[START]

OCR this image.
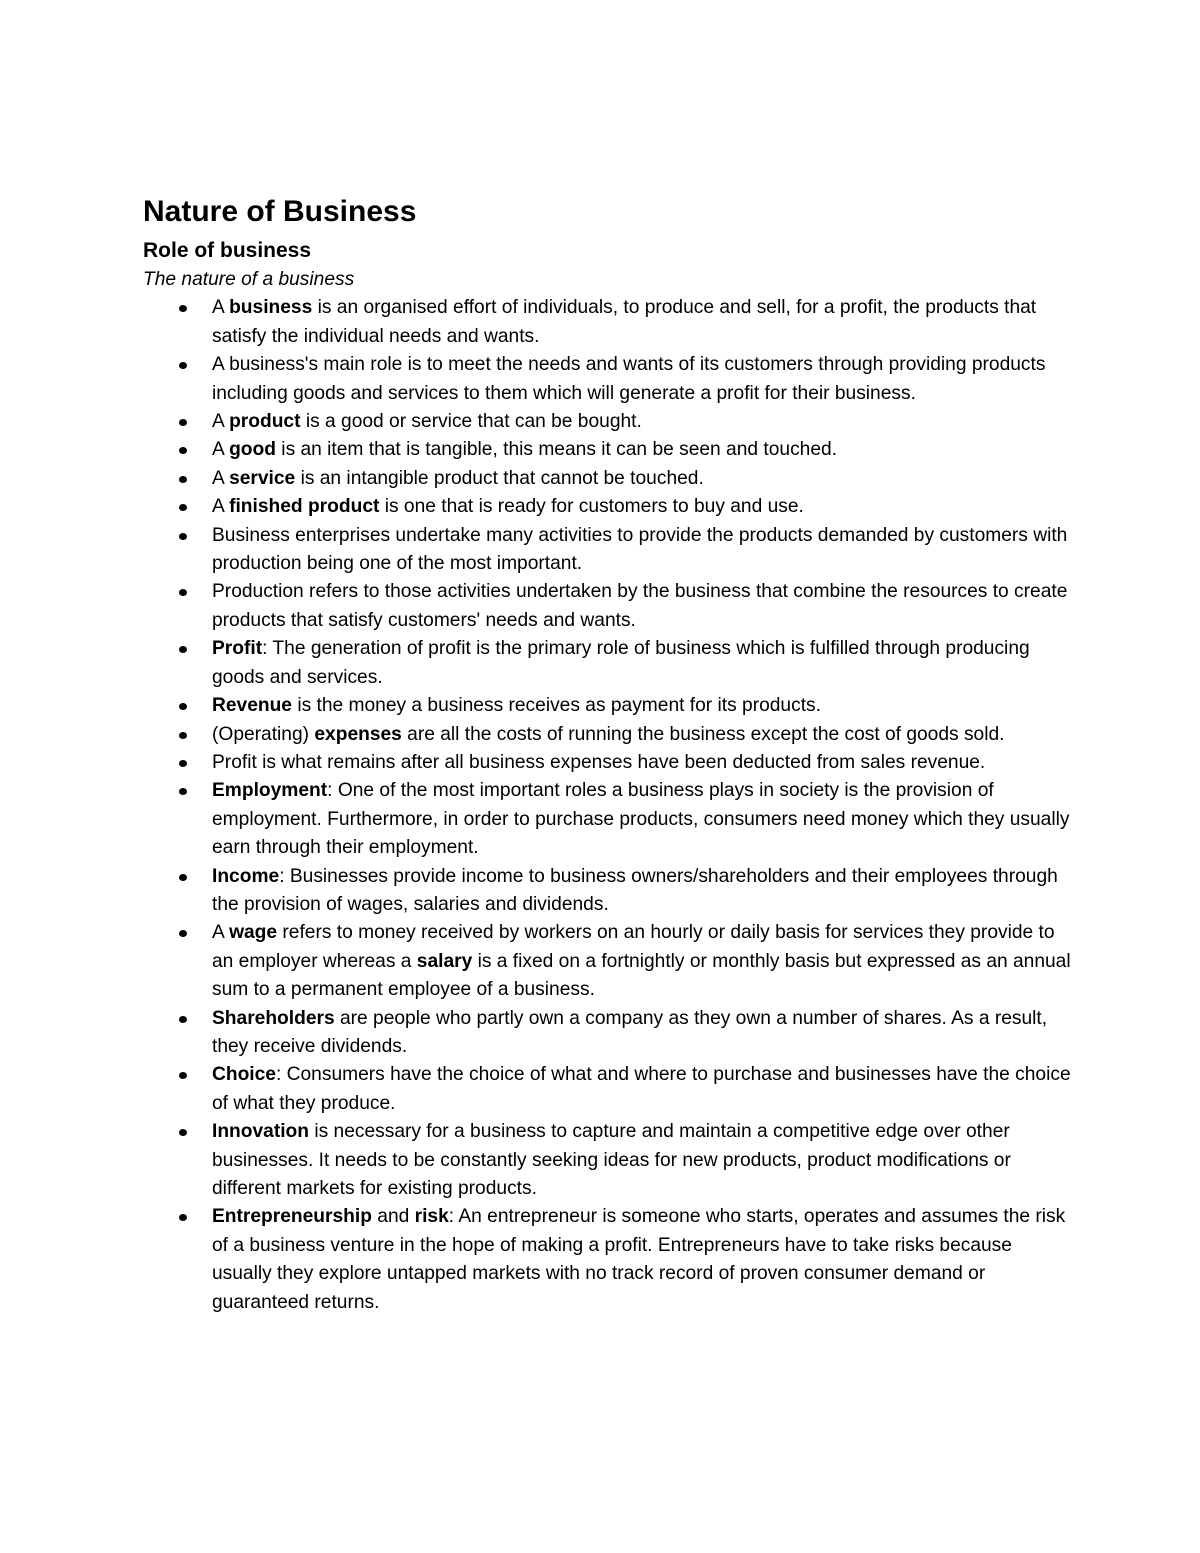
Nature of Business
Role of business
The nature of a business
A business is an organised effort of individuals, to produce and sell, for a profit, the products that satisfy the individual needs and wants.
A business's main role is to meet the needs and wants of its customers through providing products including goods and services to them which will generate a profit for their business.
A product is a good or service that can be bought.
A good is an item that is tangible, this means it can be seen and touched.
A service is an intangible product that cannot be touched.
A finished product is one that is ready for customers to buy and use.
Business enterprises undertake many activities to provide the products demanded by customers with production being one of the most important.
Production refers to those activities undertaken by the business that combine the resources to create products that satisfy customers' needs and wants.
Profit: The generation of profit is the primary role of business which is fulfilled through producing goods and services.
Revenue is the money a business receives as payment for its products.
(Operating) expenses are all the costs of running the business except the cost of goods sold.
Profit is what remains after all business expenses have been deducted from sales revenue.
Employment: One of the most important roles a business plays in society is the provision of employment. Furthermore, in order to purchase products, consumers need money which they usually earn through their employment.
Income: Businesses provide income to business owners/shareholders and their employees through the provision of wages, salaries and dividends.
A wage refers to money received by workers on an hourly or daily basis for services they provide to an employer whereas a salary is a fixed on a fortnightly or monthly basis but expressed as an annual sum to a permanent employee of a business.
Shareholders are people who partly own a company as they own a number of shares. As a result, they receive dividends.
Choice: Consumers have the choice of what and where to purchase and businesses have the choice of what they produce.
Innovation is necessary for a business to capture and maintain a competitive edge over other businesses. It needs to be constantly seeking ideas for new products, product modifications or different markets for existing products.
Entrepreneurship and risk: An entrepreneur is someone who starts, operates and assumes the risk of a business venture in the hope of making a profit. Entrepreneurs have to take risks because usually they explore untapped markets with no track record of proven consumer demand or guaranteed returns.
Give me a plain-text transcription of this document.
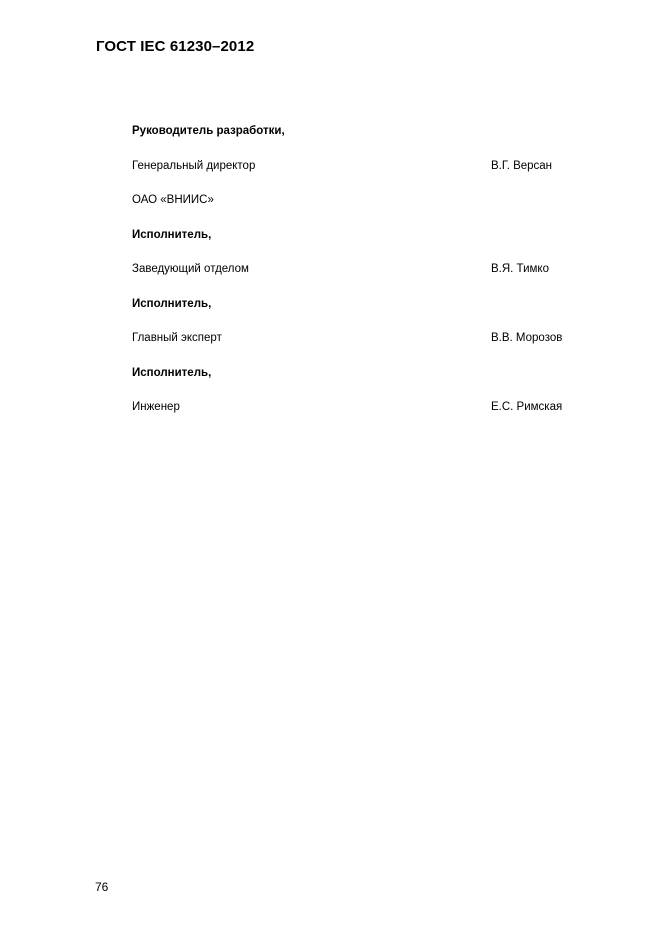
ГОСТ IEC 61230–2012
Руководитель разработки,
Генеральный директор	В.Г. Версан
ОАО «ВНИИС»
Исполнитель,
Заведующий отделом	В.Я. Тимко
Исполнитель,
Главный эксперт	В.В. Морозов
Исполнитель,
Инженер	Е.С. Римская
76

[END]
[START]

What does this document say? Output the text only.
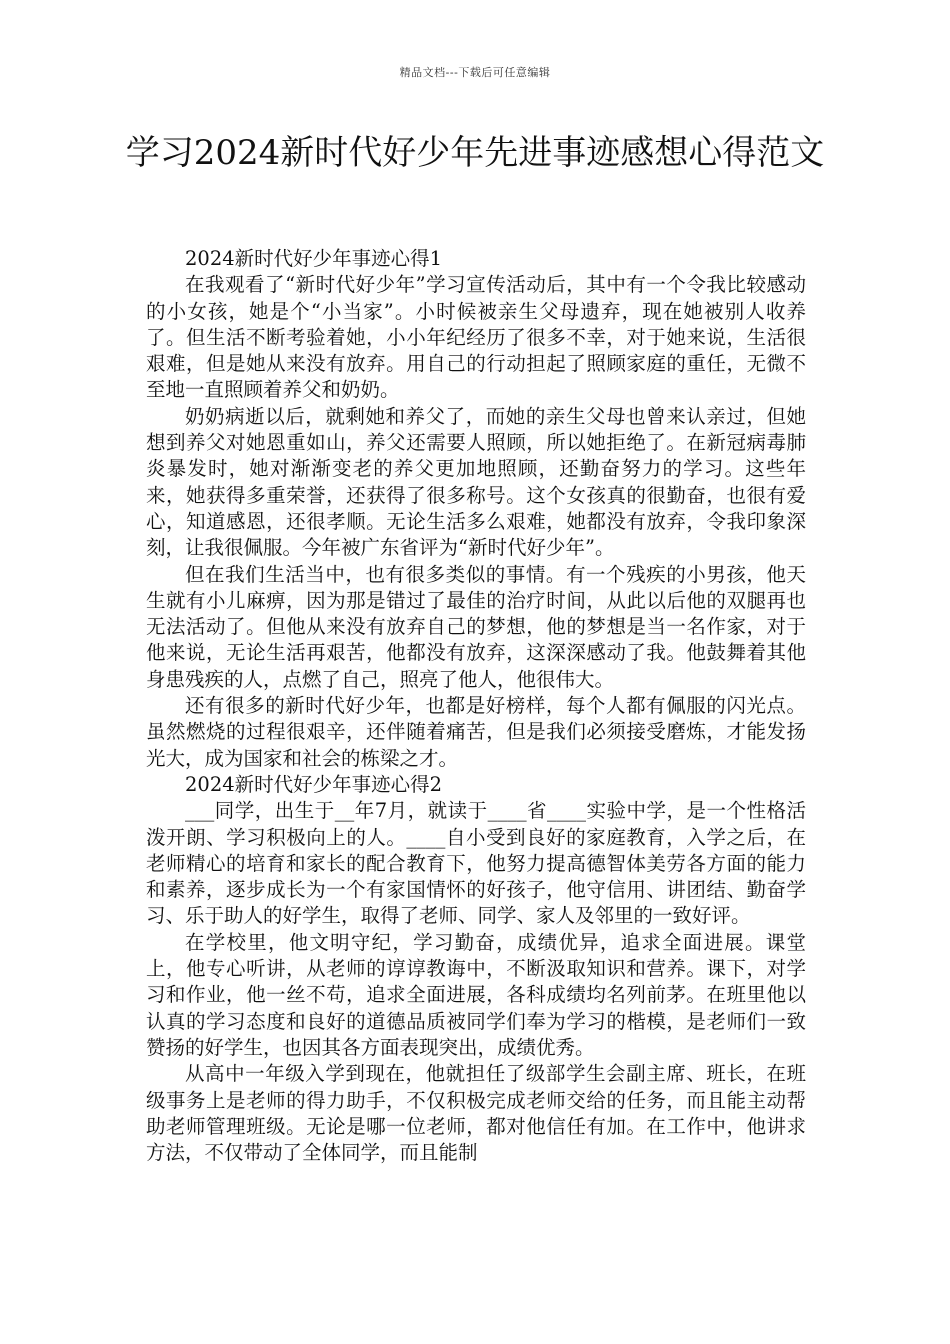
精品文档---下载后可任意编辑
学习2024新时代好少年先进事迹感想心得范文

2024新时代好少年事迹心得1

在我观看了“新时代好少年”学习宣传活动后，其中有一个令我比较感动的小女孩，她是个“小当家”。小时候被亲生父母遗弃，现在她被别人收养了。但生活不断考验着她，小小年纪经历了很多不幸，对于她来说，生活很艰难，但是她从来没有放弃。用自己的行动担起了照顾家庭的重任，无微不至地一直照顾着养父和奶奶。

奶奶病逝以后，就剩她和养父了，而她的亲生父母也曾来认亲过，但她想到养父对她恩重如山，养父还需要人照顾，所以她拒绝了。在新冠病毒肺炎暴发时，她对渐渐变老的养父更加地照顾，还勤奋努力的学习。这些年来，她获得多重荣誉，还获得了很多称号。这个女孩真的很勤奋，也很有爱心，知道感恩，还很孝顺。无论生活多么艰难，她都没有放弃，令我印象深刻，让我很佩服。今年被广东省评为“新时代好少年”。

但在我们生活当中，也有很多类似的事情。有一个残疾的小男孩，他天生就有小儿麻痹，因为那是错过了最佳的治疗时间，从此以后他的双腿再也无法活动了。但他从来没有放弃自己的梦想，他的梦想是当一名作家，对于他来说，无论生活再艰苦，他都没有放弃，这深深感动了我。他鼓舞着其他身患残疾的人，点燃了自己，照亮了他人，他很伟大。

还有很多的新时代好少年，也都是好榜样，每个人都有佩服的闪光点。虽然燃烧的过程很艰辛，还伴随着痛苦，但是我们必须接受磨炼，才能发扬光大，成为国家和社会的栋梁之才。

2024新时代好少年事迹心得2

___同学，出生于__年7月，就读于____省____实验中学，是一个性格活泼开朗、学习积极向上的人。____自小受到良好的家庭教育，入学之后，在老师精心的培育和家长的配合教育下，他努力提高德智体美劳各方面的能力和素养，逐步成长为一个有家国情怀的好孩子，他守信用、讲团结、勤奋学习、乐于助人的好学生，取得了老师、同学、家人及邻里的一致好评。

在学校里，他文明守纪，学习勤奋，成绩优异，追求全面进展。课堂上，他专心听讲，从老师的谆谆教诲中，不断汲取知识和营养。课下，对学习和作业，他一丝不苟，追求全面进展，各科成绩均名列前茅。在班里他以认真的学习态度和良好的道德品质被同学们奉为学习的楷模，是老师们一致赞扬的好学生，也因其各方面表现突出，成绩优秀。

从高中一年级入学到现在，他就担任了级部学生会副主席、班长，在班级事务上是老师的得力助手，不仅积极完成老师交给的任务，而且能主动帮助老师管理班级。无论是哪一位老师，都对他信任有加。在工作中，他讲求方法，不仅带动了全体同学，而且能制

[END]

§ Given request
Report how many lines contain "most". Give nothing but the number.

§ Solution for this task
2